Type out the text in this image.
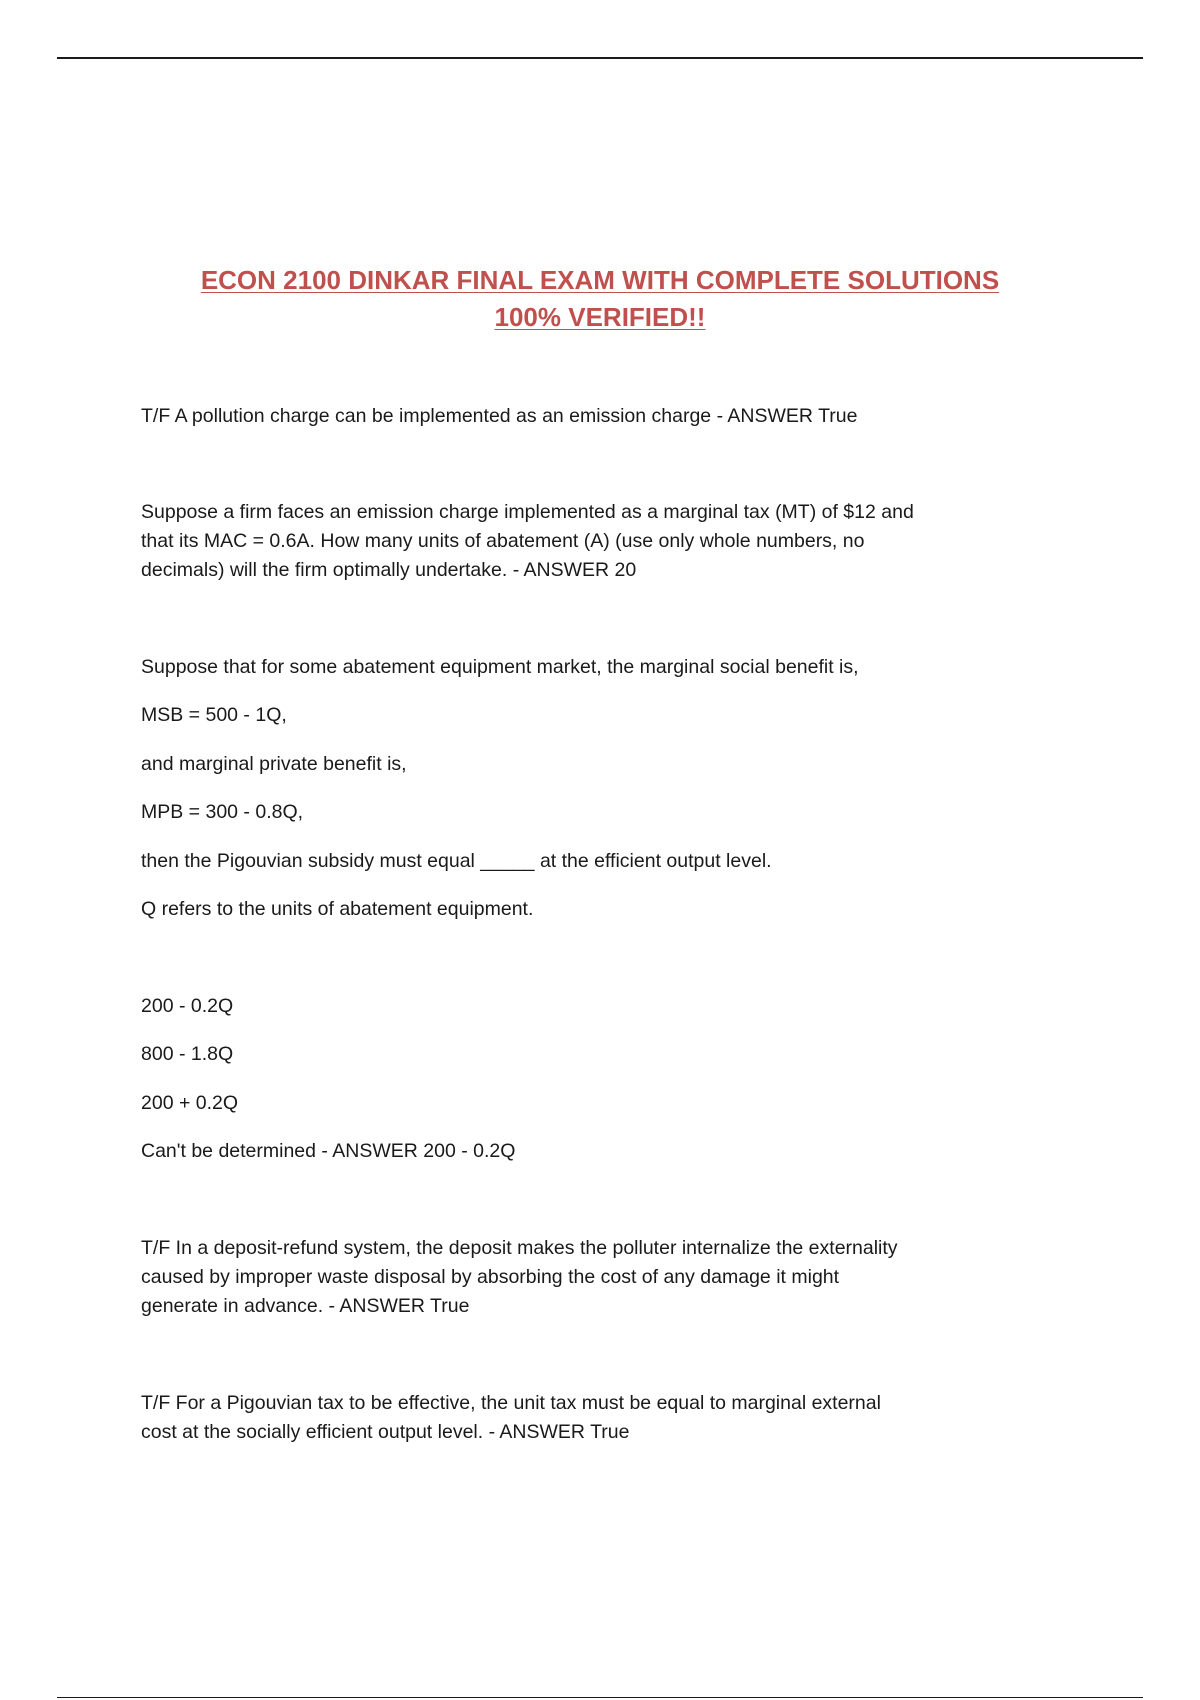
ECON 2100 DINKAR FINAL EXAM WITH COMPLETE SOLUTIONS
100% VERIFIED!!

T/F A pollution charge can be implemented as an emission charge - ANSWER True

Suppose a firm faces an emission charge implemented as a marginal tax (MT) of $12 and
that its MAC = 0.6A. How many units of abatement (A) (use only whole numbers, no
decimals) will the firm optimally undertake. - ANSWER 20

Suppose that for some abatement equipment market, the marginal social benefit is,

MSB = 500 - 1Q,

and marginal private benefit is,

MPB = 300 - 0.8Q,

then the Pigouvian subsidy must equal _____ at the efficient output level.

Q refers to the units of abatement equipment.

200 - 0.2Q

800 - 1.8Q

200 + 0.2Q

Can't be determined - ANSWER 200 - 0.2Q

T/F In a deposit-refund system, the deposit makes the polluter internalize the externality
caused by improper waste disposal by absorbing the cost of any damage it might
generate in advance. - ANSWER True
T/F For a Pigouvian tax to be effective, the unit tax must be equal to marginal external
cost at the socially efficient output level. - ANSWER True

* * *

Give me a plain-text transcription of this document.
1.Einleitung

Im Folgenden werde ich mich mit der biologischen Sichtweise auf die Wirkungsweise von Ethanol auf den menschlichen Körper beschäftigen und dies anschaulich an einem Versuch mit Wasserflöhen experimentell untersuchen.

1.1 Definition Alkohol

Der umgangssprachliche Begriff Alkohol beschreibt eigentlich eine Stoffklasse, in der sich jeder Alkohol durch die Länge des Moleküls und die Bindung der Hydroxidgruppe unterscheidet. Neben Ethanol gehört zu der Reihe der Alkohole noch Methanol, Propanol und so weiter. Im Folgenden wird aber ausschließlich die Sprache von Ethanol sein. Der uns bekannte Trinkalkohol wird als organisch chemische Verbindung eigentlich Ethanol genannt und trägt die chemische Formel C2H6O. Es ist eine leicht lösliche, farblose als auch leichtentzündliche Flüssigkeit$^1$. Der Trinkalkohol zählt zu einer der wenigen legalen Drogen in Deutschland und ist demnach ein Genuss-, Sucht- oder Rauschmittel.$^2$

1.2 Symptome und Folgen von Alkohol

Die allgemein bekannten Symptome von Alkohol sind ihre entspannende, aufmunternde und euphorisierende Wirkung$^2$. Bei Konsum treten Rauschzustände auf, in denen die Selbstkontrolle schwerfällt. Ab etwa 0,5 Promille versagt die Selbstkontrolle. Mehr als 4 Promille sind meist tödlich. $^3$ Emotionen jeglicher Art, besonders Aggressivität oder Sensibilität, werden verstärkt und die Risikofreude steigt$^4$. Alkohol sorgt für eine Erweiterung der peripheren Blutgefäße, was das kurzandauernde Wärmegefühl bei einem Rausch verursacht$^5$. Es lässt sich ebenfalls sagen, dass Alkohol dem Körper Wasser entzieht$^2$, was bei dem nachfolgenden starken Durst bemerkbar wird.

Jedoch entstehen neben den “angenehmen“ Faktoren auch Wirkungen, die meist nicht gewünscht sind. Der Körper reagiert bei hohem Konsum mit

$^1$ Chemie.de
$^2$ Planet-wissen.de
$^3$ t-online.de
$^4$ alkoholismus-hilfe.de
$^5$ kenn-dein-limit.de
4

...

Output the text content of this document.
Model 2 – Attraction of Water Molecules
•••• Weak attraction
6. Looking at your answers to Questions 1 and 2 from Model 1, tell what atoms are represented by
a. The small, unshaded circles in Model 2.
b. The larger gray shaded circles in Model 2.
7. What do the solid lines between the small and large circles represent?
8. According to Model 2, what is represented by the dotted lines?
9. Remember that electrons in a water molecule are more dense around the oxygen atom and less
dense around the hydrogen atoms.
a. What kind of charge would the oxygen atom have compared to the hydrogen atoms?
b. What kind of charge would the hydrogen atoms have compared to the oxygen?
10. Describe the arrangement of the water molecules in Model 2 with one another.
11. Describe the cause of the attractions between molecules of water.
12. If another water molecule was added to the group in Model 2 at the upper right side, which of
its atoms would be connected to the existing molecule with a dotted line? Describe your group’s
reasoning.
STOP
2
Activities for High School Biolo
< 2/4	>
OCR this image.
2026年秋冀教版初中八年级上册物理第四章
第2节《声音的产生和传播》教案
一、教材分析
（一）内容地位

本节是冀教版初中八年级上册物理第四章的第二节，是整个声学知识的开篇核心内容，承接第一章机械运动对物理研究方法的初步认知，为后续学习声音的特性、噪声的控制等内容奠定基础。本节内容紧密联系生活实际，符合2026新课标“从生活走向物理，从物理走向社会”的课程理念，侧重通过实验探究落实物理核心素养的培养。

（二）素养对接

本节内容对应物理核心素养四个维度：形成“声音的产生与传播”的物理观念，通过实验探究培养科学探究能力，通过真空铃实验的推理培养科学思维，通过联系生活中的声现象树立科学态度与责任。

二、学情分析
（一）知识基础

(Problem): Gather every line from the entries above where the word "hydrogen" appears, and copy them.

(Result of the exercise):
dense around the hydrogen atoms.
a. What kind of charge would the oxygen atom have compared to the hydrogen atoms?
b. What kind of charge would the hydrogen atoms have compared to the oxygen?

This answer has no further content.